----- Data supplied
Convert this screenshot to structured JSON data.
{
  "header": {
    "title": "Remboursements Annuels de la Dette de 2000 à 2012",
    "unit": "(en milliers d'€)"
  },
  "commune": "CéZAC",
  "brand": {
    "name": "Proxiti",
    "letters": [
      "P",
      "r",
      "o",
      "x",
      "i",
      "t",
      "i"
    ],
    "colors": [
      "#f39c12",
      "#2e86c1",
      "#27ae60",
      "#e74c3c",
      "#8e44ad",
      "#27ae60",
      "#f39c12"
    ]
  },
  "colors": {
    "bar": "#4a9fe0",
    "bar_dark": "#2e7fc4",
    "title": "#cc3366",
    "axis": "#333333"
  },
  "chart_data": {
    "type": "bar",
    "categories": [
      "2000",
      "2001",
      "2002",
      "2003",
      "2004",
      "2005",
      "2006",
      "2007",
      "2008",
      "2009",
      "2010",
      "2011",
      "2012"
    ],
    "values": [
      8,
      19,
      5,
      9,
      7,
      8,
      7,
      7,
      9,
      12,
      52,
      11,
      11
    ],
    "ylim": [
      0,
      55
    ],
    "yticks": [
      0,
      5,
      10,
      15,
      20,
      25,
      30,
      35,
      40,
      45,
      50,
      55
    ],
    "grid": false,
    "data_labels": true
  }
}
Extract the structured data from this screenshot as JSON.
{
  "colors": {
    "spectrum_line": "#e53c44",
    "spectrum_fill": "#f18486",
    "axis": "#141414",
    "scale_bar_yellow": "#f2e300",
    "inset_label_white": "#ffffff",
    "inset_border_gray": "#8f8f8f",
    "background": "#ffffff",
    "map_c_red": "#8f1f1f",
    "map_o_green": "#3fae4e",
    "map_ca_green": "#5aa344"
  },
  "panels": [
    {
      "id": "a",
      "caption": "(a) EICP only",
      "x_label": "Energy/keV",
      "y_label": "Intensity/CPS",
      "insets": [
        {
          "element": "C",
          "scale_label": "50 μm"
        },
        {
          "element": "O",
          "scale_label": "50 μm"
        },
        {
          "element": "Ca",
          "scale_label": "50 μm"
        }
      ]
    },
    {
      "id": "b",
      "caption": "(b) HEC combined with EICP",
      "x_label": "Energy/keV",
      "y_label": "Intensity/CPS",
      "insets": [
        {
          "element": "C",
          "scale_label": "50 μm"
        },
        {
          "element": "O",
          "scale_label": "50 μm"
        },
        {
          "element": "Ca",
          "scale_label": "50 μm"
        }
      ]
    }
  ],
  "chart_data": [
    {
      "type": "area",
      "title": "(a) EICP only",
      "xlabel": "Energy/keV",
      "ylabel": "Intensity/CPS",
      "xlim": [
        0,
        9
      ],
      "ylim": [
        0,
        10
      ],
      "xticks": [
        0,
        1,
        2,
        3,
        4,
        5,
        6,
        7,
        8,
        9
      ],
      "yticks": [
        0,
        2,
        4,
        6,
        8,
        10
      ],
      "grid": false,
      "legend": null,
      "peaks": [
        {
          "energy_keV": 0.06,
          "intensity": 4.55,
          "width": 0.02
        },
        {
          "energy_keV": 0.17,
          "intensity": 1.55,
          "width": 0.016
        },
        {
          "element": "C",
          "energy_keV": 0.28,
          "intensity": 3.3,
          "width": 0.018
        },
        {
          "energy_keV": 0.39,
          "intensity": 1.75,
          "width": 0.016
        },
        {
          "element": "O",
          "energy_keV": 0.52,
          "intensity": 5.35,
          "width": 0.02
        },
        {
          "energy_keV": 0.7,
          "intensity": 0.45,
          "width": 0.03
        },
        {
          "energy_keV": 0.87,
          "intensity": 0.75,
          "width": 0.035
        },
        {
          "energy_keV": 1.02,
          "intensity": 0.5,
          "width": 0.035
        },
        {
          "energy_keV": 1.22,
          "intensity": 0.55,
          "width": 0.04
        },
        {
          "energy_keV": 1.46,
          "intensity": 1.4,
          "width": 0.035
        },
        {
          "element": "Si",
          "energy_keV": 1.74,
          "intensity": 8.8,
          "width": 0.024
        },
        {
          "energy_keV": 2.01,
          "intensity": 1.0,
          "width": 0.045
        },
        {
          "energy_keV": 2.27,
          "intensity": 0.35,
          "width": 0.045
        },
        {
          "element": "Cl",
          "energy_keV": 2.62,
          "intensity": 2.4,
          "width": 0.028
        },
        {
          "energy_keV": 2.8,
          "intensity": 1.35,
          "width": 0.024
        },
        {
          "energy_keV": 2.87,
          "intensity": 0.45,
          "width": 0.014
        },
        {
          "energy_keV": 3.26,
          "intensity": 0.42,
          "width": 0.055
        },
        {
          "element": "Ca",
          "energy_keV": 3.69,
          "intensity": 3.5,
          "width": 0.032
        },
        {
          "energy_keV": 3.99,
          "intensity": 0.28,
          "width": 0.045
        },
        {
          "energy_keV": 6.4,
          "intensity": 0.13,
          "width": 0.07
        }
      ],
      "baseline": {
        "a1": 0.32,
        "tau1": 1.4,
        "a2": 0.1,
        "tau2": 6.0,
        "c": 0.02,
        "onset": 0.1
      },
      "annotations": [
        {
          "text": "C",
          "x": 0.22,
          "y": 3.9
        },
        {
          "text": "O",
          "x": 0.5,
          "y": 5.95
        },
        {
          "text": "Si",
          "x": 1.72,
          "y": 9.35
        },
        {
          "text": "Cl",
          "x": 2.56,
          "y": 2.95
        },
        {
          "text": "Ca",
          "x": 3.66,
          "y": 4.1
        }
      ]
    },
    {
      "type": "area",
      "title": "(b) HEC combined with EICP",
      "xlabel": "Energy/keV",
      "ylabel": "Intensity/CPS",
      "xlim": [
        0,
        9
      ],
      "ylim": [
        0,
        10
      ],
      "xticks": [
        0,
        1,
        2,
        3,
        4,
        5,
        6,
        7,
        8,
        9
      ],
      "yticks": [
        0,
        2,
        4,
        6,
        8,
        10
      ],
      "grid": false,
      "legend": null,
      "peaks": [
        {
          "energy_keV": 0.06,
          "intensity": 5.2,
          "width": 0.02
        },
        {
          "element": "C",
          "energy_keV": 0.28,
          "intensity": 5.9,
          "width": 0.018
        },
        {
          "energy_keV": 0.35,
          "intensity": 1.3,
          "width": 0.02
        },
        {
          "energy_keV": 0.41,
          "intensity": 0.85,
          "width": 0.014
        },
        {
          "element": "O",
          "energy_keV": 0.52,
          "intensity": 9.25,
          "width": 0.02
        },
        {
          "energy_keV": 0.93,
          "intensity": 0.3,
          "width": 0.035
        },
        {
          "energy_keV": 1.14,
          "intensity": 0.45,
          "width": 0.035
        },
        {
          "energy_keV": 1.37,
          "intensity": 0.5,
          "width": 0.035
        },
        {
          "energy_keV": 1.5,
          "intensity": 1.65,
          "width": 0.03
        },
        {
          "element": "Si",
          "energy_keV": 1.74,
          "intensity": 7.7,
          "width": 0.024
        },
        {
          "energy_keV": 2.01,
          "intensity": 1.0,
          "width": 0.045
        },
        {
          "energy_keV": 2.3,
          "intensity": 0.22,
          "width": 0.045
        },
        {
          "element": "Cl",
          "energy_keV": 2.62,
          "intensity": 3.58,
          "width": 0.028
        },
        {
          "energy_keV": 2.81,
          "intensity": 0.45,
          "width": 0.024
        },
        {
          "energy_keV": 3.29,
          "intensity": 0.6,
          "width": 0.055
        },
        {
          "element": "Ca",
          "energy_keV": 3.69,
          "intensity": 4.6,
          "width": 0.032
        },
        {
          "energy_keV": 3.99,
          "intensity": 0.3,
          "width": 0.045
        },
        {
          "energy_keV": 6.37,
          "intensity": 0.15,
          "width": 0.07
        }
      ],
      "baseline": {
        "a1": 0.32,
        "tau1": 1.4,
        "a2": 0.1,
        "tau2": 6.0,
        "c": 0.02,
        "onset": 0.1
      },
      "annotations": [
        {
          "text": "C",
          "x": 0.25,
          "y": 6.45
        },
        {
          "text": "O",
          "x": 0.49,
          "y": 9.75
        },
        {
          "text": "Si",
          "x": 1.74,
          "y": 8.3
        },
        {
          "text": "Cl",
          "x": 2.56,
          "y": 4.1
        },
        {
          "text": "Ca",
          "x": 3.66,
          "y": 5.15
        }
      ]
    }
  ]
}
----------
* [What is expected]: Search the lines above for the string "EICP" and copy each line that has it.

* [Answer below]:
      "caption": "(a) EICP only",
      "caption": "(b) HEC combined with EICP",
      "title": "(a) EICP only",
      "title": "(b) HEC combined with EICP",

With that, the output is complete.